→ RECORD EXCERPTS
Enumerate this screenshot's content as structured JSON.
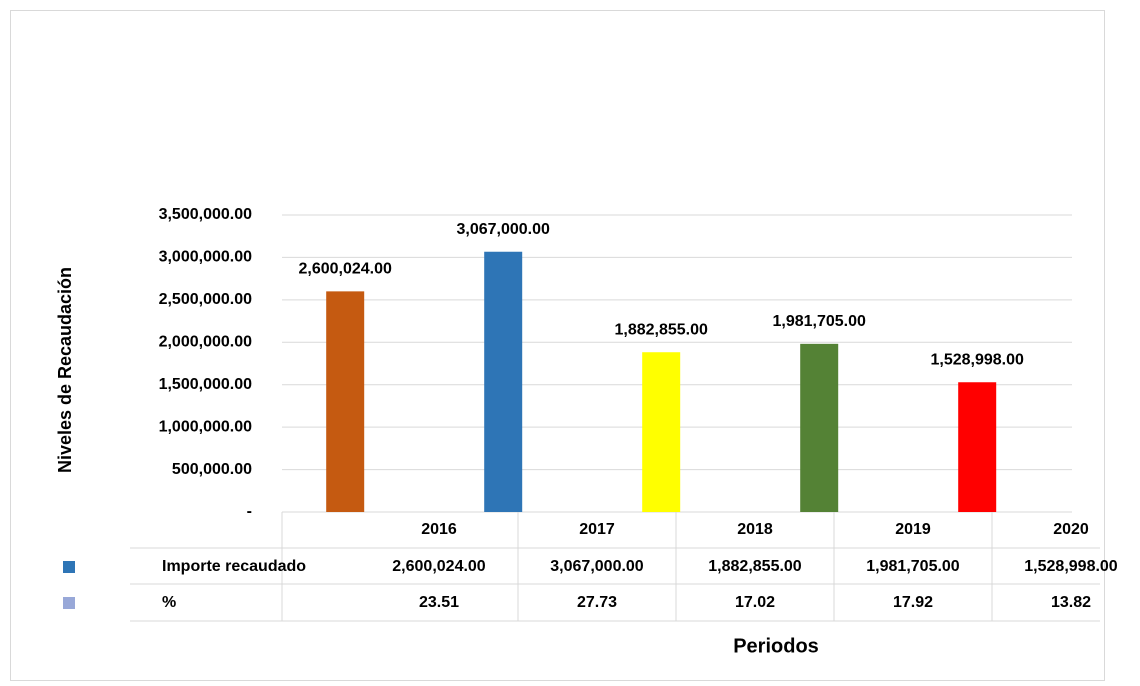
{
  "chart_data": {
    "type": "bar",
    "y_label": "Niveles de Recaudación",
    "x_label": "Periodos",
    "categories": [
      "2016",
      "2017",
      "2018",
      "2019",
      "2020"
    ],
    "series": [
      {
        "name": "Importe recaudado",
        "color": "#2e75b6",
        "bar_colors": [
          "#c55a11",
          "#2e75b6",
          "#ffff00",
          "#548235",
          "#ff0000"
        ],
        "values": [
          2600024,
          3067000,
          1882855,
          1981705,
          1528998
        ],
        "value_labels": [
          "2,600,024.00",
          "3,067,000.00",
          "1,882,855.00",
          "1,981,705.00",
          "1,528,998.00"
        ]
      },
      {
        "name": "%",
        "color": "#98a8d8",
        "values": [
          23.51,
          27.73,
          17.02,
          17.92,
          13.82
        ]
      }
    ],
    "ylim": [
      0,
      3500000
    ],
    "yticks": [
      {
        "value": 0,
        "label": "-"
      },
      {
        "value": 500000,
        "label": "500,000.00"
      },
      {
        "value": 1000000,
        "label": "1,000,000.00"
      },
      {
        "value": 1500000,
        "label": "1,500,000.00"
      },
      {
        "value": 2000000,
        "label": "2,000,000.00"
      },
      {
        "value": 2500000,
        "label": "2,500,000.00"
      },
      {
        "value": 3000000,
        "label": "3,000,000.00"
      },
      {
        "value": 3500000,
        "label": "3,500,000.00"
      }
    ],
    "grid": true
  }
}
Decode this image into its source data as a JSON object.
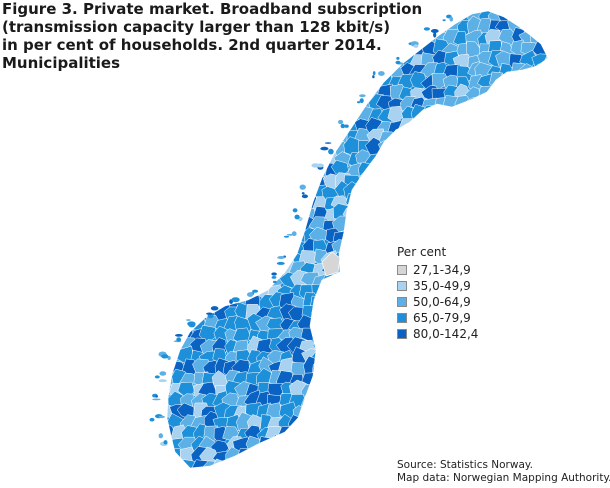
{
  "title_lines": [
    "Figure 3. Private market. Broadband subscription",
    "(transmission capacity larger than 128 kbit/s)",
    "in per cent of households. 2nd quarter 2014.",
    "Municipalities"
  ],
  "legend": {
    "title": "Per cent",
    "items": [
      {
        "label": "27,1-34,9",
        "color": "#d6d6d6"
      },
      {
        "label": "35,0-49,9",
        "color": "#a8d2f0"
      },
      {
        "label": "50,0-64,9",
        "color": "#5db0e6"
      },
      {
        "label": "65,0-79,9",
        "color": "#1e90d9"
      },
      {
        "label": "80,0-142,4",
        "color": "#0a63c2"
      }
    ]
  },
  "source_lines": [
    "Source: Statistics Norway.",
    "Map data: Norwegian Mapping Authority."
  ],
  "map_colors": {
    "border": "#ffffff",
    "coast": "#6fb6e9"
  }
}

→ STATED EXERCISE
Going from the line with "Decode this image" to the last line of the listing, write out each line exactly and nothing else. Leave out all pictures.

→ TASK RESPONSE
Decode this image into its source data as a JSON object.
{
  "title_lines": [
    "Figure 3. Private market. Broadband subscription",
    "(transmission capacity larger than 128 kbit/s)",
    "in per cent of households. 2nd quarter 2014.",
    "Municipalities"
  ],
  "legend": {
    "title": "Per cent",
    "items": [
      {
        "label": "27,1-34,9",
        "color": "#d6d6d6"
      },
      {
        "label": "35,0-49,9",
        "color": "#a8d2f0"
      },
      {
        "label": "50,0-64,9",
        "color": "#5db0e6"
      },
      {
        "label": "65,0-79,9",
        "color": "#1e90d9"
      },
      {
        "label": "80,0-142,4",
        "color": "#0a63c2"
      }
    ]
  },
  "source_lines": [
    "Source: Statistics Norway.",
    "Map data: Norwegian Mapping Authority."
  ],
  "map_colors": {
    "border": "#ffffff",
    "coast": "#6fb6e9"
  }
}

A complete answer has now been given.